Figure dataset records:
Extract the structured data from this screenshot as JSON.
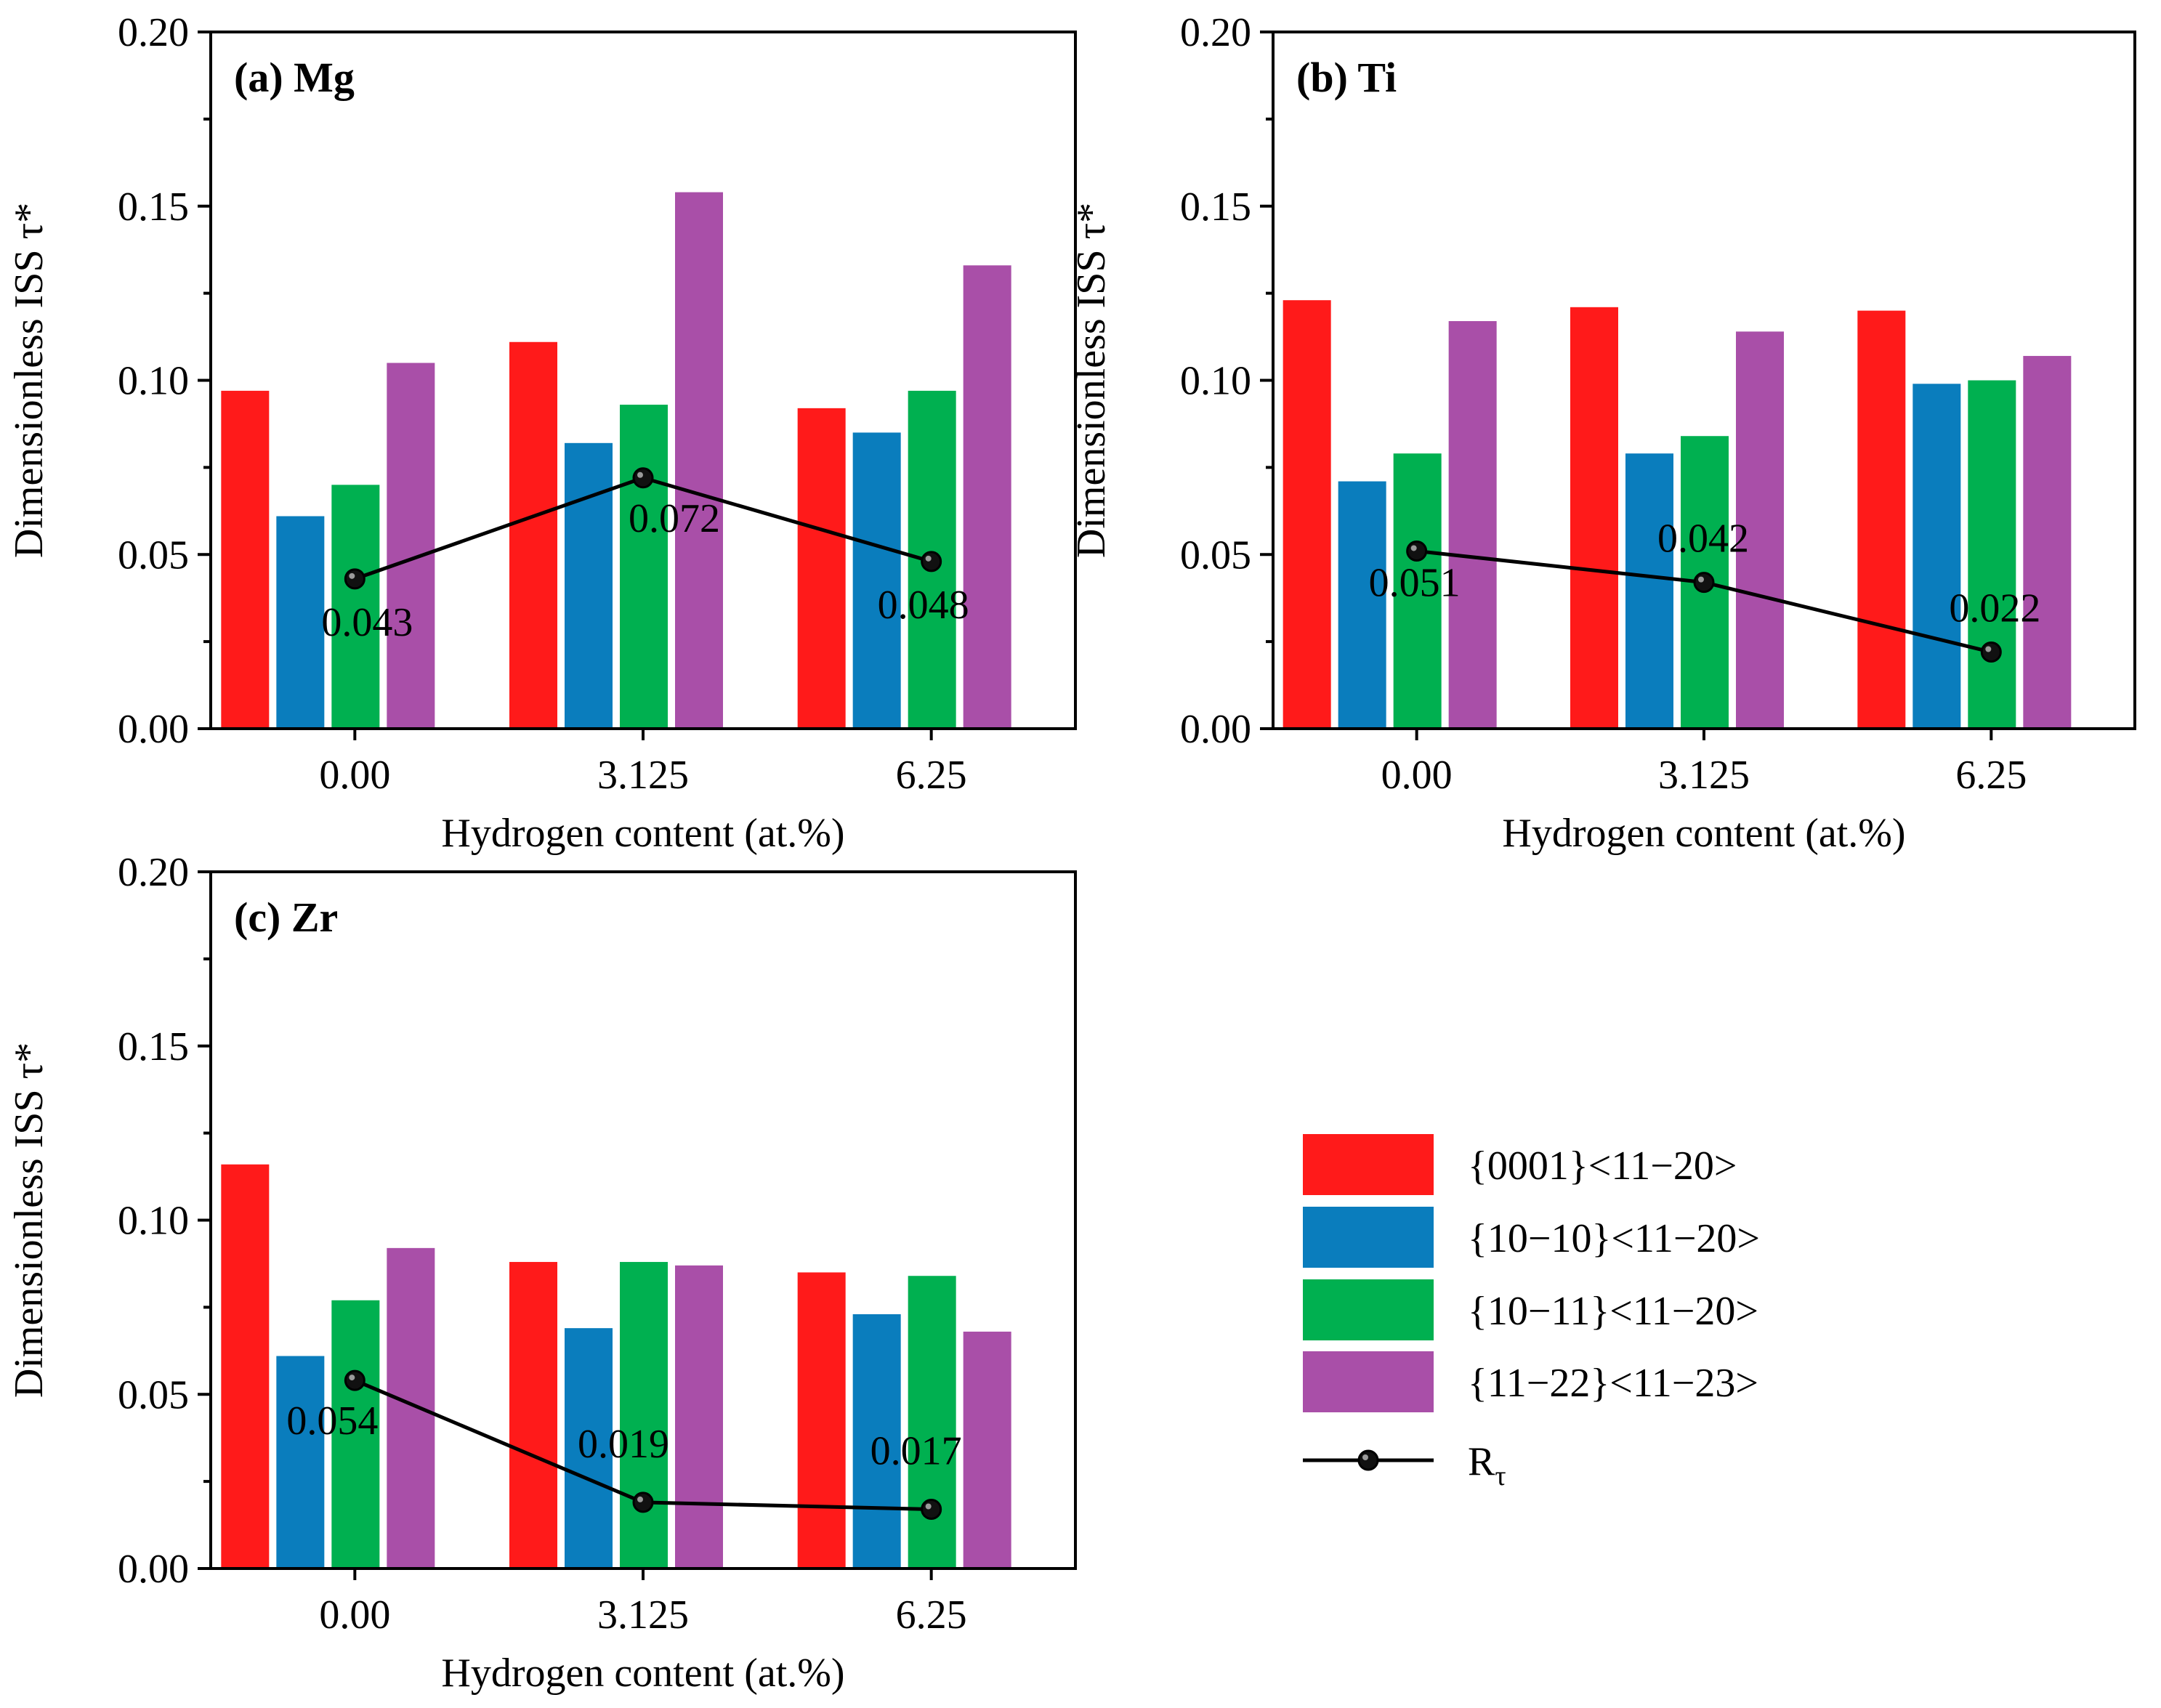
{
  "chart_data": [
    {
      "type": "bar",
      "panel_label": "(a) Mg",
      "categories": [
        "0.00",
        "3.125",
        "6.25"
      ],
      "series": [
        {
          "name": "{0001}<11−20>",
          "color": "#ff1a1a",
          "values": [
            0.097,
            0.111,
            0.092
          ]
        },
        {
          "name": "{10−10}<11−20>",
          "color": "#0a7dbd",
          "values": [
            0.061,
            0.082,
            0.085
          ]
        },
        {
          "name": "{10−11}<11−20>",
          "color": "#00b050",
          "values": [
            0.07,
            0.093,
            0.097
          ]
        },
        {
          "name": "{11−22}<11−23>",
          "color": "#a94fa8",
          "values": [
            0.105,
            0.154,
            0.133
          ]
        }
      ],
      "line": {
        "name": "Rτ",
        "values": [
          0.043,
          0.072,
          0.048
        ],
        "labels": [
          "0.043",
          "0.072",
          "0.048"
        ]
      },
      "xlabel": "Hydrogen content (at.%)",
      "ylabel": "Dimensionless ISS τ*",
      "ylim": [
        0,
        0.2
      ],
      "yticks": [
        "0.00",
        "0.05",
        "0.10",
        "0.15",
        "0.20"
      ]
    },
    {
      "type": "bar",
      "panel_label": "(b) Ti",
      "categories": [
        "0.00",
        "3.125",
        "6.25"
      ],
      "series": [
        {
          "name": "{0001}<11−20>",
          "color": "#ff1a1a",
          "values": [
            0.123,
            0.121,
            0.12
          ]
        },
        {
          "name": "{10−10}<11−20>",
          "color": "#0a7dbd",
          "values": [
            0.071,
            0.079,
            0.099
          ]
        },
        {
          "name": "{10−11}<11−20>",
          "color": "#00b050",
          "values": [
            0.079,
            0.084,
            0.1
          ]
        },
        {
          "name": "{11−22}<11−23>",
          "color": "#a94fa8",
          "values": [
            0.117,
            0.114,
            0.107
          ]
        }
      ],
      "line": {
        "name": "Rτ",
        "values": [
          0.051,
          0.042,
          0.022
        ],
        "labels": [
          "0.051",
          "0.042",
          "0.022"
        ]
      },
      "xlabel": "Hydrogen content (at.%)",
      "ylabel": "Dimensionless ISS τ*",
      "ylim": [
        0,
        0.2
      ],
      "yticks": [
        "0.00",
        "0.05",
        "0.10",
        "0.15",
        "0.20"
      ]
    },
    {
      "type": "bar",
      "panel_label": "(c) Zr",
      "categories": [
        "0.00",
        "3.125",
        "6.25"
      ],
      "series": [
        {
          "name": "{0001}<11−20>",
          "color": "#ff1a1a",
          "values": [
            0.116,
            0.088,
            0.085
          ]
        },
        {
          "name": "{10−10}<11−20>",
          "color": "#0a7dbd",
          "values": [
            0.061,
            0.069,
            0.073
          ]
        },
        {
          "name": "{10−11}<11−20>",
          "color": "#00b050",
          "values": [
            0.077,
            0.088,
            0.084
          ]
        },
        {
          "name": "{11−22}<11−23>",
          "color": "#a94fa8",
          "values": [
            0.092,
            0.087,
            0.068
          ]
        }
      ],
      "line": {
        "name": "Rτ",
        "values": [
          0.054,
          0.019,
          0.017
        ],
        "labels": [
          "0.054",
          "0.019",
          "0.017"
        ]
      },
      "xlabel": "Hydrogen content (at.%)",
      "ylabel": "Dimensionless ISS τ*",
      "ylim": [
        0,
        0.2
      ],
      "yticks": [
        "0.00",
        "0.05",
        "0.10",
        "0.15",
        "0.20"
      ]
    }
  ],
  "legend": {
    "items": [
      {
        "label": "{0001}<11−20>",
        "color": "#ff1a1a",
        "kind": "bar"
      },
      {
        "label": "{10−10}<11−20>",
        "color": "#0a7dbd",
        "kind": "bar"
      },
      {
        "label": "{10−11}<11−20>",
        "color": "#00b050",
        "kind": "bar"
      },
      {
        "label": "{11−22}<11−23>",
        "color": "#a94fa8",
        "kind": "bar"
      }
    ],
    "line_item": {
      "main": "R",
      "sub": "τ"
    }
  }
}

Task goal: Reproduce the data word for word, excluding its pictures.

Completed task:
Extract the structured data from this screenshot as JSON.
{
  "chart_data": [
    {
      "type": "bar",
      "panel_label": "(a) Mg",
      "categories": [
        "0.00",
        "3.125",
        "6.25"
      ],
      "series": [
        {
          "name": "{0001}<11−20>",
          "color": "#ff1a1a",
          "values": [
            0.097,
            0.111,
            0.092
          ]
        },
        {
          "name": "{10−10}<11−20>",
          "color": "#0a7dbd",
          "values": [
            0.061,
            0.082,
            0.085
          ]
        },
        {
          "name": "{10−11}<11−20>",
          "color": "#00b050",
          "values": [
            0.07,
            0.093,
            0.097
          ]
        },
        {
          "name": "{11−22}<11−23>",
          "color": "#a94fa8",
          "values": [
            0.105,
            0.154,
            0.133
          ]
        }
      ],
      "line": {
        "name": "Rτ",
        "values": [
          0.043,
          0.072,
          0.048
        ],
        "labels": [
          "0.043",
          "0.072",
          "0.048"
        ]
      },
      "xlabel": "Hydrogen content (at.%)",
      "ylabel": "Dimensionless ISS τ*",
      "ylim": [
        0,
        0.2
      ],
      "yticks": [
        "0.00",
        "0.05",
        "0.10",
        "0.15",
        "0.20"
      ]
    },
    {
      "type": "bar",
      "panel_label": "(b) Ti",
      "categories": [
        "0.00",
        "3.125",
        "6.25"
      ],
      "series": [
        {
          "name": "{0001}<11−20>",
          "color": "#ff1a1a",
          "values": [
            0.123,
            0.121,
            0.12
          ]
        },
        {
          "name": "{10−10}<11−20>",
          "color": "#0a7dbd",
          "values": [
            0.071,
            0.079,
            0.099
          ]
        },
        {
          "name": "{10−11}<11−20>",
          "color": "#00b050",
          "values": [
            0.079,
            0.084,
            0.1
          ]
        },
        {
          "name": "{11−22}<11−23>",
          "color": "#a94fa8",
          "values": [
            0.117,
            0.114,
            0.107
          ]
        }
      ],
      "line": {
        "name": "Rτ",
        "values": [
          0.051,
          0.042,
          0.022
        ],
        "labels": [
          "0.051",
          "0.042",
          "0.022"
        ]
      },
      "xlabel": "Hydrogen content (at.%)",
      "ylabel": "Dimensionless ISS τ*",
      "ylim": [
        0,
        0.2
      ],
      "yticks": [
        "0.00",
        "0.05",
        "0.10",
        "0.15",
        "0.20"
      ]
    },
    {
      "type": "bar",
      "panel_label": "(c) Zr",
      "categories": [
        "0.00",
        "3.125",
        "6.25"
      ],
      "series": [
        {
          "name": "{0001}<11−20>",
          "color": "#ff1a1a",
          "values": [
            0.116,
            0.088,
            0.085
          ]
        },
        {
          "name": "{10−10}<11−20>",
          "color": "#0a7dbd",
          "values": [
            0.061,
            0.069,
            0.073
          ]
        },
        {
          "name": "{10−11}<11−20>",
          "color": "#00b050",
          "values": [
            0.077,
            0.088,
            0.084
          ]
        },
        {
          "name": "{11−22}<11−23>",
          "color": "#a94fa8",
          "values": [
            0.092,
            0.087,
            0.068
          ]
        }
      ],
      "line": {
        "name": "Rτ",
        "values": [
          0.054,
          0.019,
          0.017
        ],
        "labels": [
          "0.054",
          "0.019",
          "0.017"
        ]
      },
      "xlabel": "Hydrogen content (at.%)",
      "ylabel": "Dimensionless ISS τ*",
      "ylim": [
        0,
        0.2
      ],
      "yticks": [
        "0.00",
        "0.05",
        "0.10",
        "0.15",
        "0.20"
      ]
    }
  ],
  "legend": {
    "items": [
      {
        "label": "{0001}<11−20>",
        "color": "#ff1a1a",
        "kind": "bar"
      },
      {
        "label": "{10−10}<11−20>",
        "color": "#0a7dbd",
        "kind": "bar"
      },
      {
        "label": "{10−11}<11−20>",
        "color": "#00b050",
        "kind": "bar"
      },
      {
        "label": "{11−22}<11−23>",
        "color": "#a94fa8",
        "kind": "bar"
      }
    ],
    "line_item": {
      "main": "R",
      "sub": "τ"
    }
  }
}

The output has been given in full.